### Instructions for the task
Write every entry out again exactly, please, and skip the pictures.

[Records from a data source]

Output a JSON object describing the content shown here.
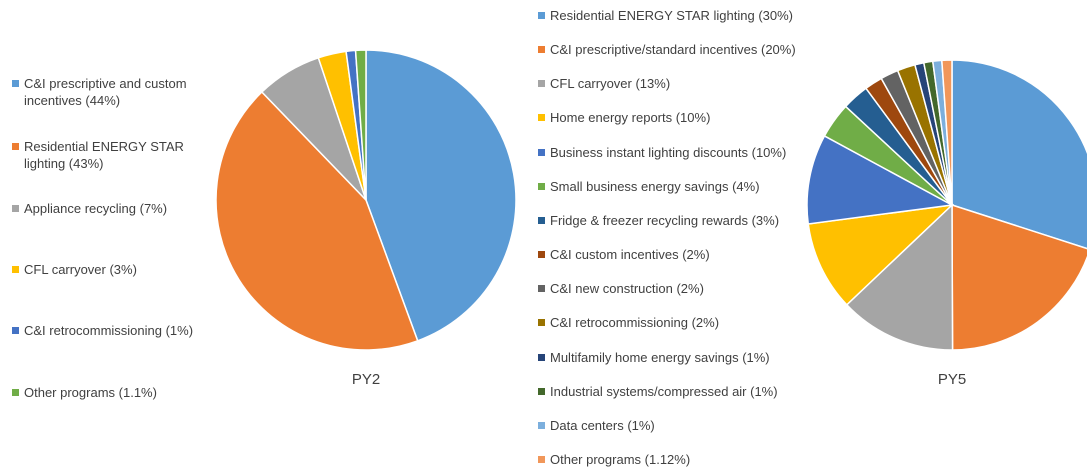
{
  "chart_data": [
    {
      "type": "pie",
      "title": "PY2",
      "categories": [
        "C&I prescriptive and custom incentives (44%)",
        "Residential ENERGY STAR lighting (43%)",
        "Appliance recycling (7%)",
        "CFL carryover (3%)",
        "C&I retrocommissioning (1%)",
        "Other programs (1.1%)"
      ],
      "values": [
        44,
        43,
        7,
        3,
        1,
        1.1
      ],
      "colors": [
        "#5b9bd5",
        "#ed7d31",
        "#a5a5a5",
        "#ffc000",
        "#4472c4",
        "#70ad47"
      ]
    },
    {
      "type": "pie",
      "title": "PY5",
      "categories": [
        "Residential ENERGY STAR lighting (30%)",
        "C&I prescriptive/standard incentives (20%)",
        "CFL carryover (13%)",
        "Home energy reports (10%)",
        "Business instant lighting discounts (10%)",
        "Small business energy savings (4%)",
        "Fridge & freezer recycling rewards (3%)",
        "C&I custom incentives (2%)",
        "C&I new construction (2%)",
        "C&I retrocommissioning (2%)",
        "Multifamily home energy savings (1%)",
        "Industrial systems/compressed air (1%)",
        "Data centers (1%)",
        "Other programs (1.12%)"
      ],
      "values": [
        30,
        20,
        13,
        10,
        10,
        4,
        3,
        2,
        2,
        2,
        1,
        1,
        1,
        1.12
      ],
      "colors": [
        "#5b9bd5",
        "#ed7d31",
        "#a5a5a5",
        "#ffc000",
        "#4472c4",
        "#70ad47",
        "#255e91",
        "#9e480e",
        "#636363",
        "#997300",
        "#264478",
        "#43682b",
        "#7cafdd",
        "#f1975a"
      ]
    }
  ]
}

### Task result
Output a JSON object describing the content shown here.
{
  "chart_data": [
    {
      "type": "pie",
      "title": "PY2",
      "categories": [
        "C&I prescriptive and custom incentives (44%)",
        "Residential ENERGY STAR lighting (43%)",
        "Appliance recycling (7%)",
        "CFL carryover (3%)",
        "C&I retrocommissioning (1%)",
        "Other programs (1.1%)"
      ],
      "values": [
        44,
        43,
        7,
        3,
        1,
        1.1
      ],
      "colors": [
        "#5b9bd5",
        "#ed7d31",
        "#a5a5a5",
        "#ffc000",
        "#4472c4",
        "#70ad47"
      ]
    },
    {
      "type": "pie",
      "title": "PY5",
      "categories": [
        "Residential ENERGY STAR lighting (30%)",
        "C&I prescriptive/standard incentives (20%)",
        "CFL carryover (13%)",
        "Home energy reports (10%)",
        "Business instant lighting discounts (10%)",
        "Small business energy savings (4%)",
        "Fridge & freezer recycling rewards (3%)",
        "C&I custom incentives (2%)",
        "C&I new construction (2%)",
        "C&I retrocommissioning (2%)",
        "Multifamily home energy savings (1%)",
        "Industrial systems/compressed air (1%)",
        "Data centers (1%)",
        "Other programs (1.12%)"
      ],
      "values": [
        30,
        20,
        13,
        10,
        10,
        4,
        3,
        2,
        2,
        2,
        1,
        1,
        1,
        1.12
      ],
      "colors": [
        "#5b9bd5",
        "#ed7d31",
        "#a5a5a5",
        "#ffc000",
        "#4472c4",
        "#70ad47",
        "#255e91",
        "#9e480e",
        "#636363",
        "#997300",
        "#264478",
        "#43682b",
        "#7cafdd",
        "#f1975a"
      ]
    }
  ]
}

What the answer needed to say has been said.